─── ENTRIES

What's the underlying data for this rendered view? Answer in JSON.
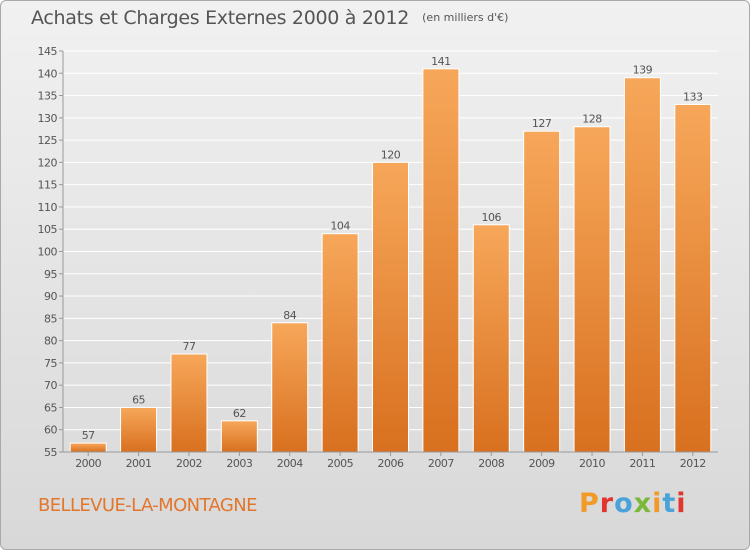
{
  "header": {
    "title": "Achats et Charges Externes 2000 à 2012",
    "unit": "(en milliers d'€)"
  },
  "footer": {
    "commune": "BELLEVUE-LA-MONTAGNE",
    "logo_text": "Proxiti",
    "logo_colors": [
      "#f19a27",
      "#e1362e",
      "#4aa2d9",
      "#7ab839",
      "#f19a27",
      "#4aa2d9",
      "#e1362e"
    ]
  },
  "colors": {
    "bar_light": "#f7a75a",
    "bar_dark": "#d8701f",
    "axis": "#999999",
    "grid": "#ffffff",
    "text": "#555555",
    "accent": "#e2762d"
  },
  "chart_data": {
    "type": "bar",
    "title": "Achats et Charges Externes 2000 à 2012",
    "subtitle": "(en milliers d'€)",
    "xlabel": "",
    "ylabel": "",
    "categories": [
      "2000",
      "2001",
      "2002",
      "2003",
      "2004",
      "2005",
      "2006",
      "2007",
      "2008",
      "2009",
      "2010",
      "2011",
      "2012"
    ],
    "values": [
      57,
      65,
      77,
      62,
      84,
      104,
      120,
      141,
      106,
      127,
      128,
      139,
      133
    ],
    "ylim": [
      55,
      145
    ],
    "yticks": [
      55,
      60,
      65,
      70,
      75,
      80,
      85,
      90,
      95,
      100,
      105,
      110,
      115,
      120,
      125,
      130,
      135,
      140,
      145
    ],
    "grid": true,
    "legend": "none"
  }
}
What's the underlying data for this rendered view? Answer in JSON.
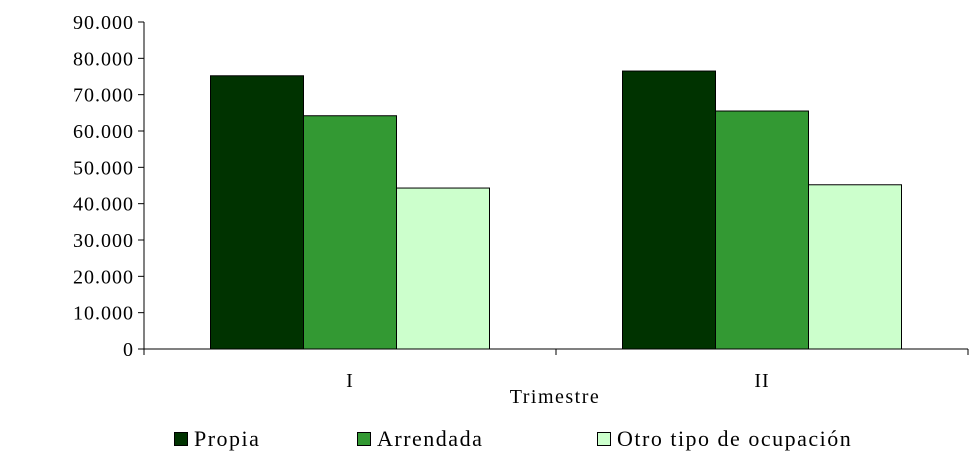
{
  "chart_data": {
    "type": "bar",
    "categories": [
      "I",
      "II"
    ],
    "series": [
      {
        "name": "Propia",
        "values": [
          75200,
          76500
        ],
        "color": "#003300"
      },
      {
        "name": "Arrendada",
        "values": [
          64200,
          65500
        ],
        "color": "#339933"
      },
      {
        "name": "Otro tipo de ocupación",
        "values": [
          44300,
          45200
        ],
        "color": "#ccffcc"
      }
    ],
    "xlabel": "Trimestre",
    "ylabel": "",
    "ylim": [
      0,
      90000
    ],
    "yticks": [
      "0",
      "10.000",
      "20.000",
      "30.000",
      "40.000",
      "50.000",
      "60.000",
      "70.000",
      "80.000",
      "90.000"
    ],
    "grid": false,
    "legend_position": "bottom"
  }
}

──────

• _TASK OBJECTIVE_
Print each line of the material above exactly, with the pictures removed from your copy.

• _COMPLETE ANSWER_
What's the underlying data for this rendered view? Answer in JSON.
{
  "header": {
    "title": "Achats et Charges Externes 2000 à 2012",
    "unit": "(en milliers d'€)"
  },
  "footer": {
    "commune": "BELLEVUE-LA-MONTAGNE",
    "logo_text": "Proxiti",
    "logo_colors": [
      "#f19a27",
      "#e1362e",
      "#4aa2d9",
      "#7ab839",
      "#f19a27",
      "#4aa2d9",
      "#e1362e"
    ]
  },
  "colors": {
    "bar_light": "#f7a75a",
    "bar_dark": "#d8701f",
    "axis": "#999999",
    "grid": "#ffffff",
    "text": "#555555",
    "accent": "#e2762d"
  },
  "chart_data": {
    "type": "bar",
    "title": "Achats et Charges Externes 2000 à 2012",
    "subtitle": "(en milliers d'€)",
    "xlabel": "",
    "ylabel": "",
    "categories": [
      "2000",
      "2001",
      "2002",
      "2003",
      "2004",
      "2005",
      "2006",
      "2007",
      "2008",
      "2009",
      "2010",
      "2011",
      "2012"
    ],
    "values": [
      57,
      65,
      77,
      62,
      84,
      104,
      120,
      141,
      106,
      127,
      128,
      139,
      133
    ],
    "ylim": [
      55,
      145
    ],
    "yticks": [
      55,
      60,
      65,
      70,
      75,
      80,
      85,
      90,
      95,
      100,
      105,
      110,
      115,
      120,
      125,
      130,
      135,
      140,
      145
    ],
    "grid": true,
    "legend": "none"
  }
}
What's the underlying data for this rendered view? Answer in JSON.
{
  "chart_data": {
    "type": "bar",
    "categories": [
      "I",
      "II"
    ],
    "series": [
      {
        "name": "Propia",
        "values": [
          75200,
          76500
        ],
        "color": "#003300"
      },
      {
        "name": "Arrendada",
        "values": [
          64200,
          65500
        ],
        "color": "#339933"
      },
      {
        "name": "Otro tipo de ocupación",
        "values": [
          44300,
          45200
        ],
        "color": "#ccffcc"
      }
    ],
    "xlabel": "Trimestre",
    "ylabel": "",
    "ylim": [
      0,
      90000
    ],
    "yticks": [
      "0",
      "10.000",
      "20.000",
      "30.000",
      "40.000",
      "50.000",
      "60.000",
      "70.000",
      "80.000",
      "90.000"
    ],
    "grid": false,
    "legend_position": "bottom"
  }
}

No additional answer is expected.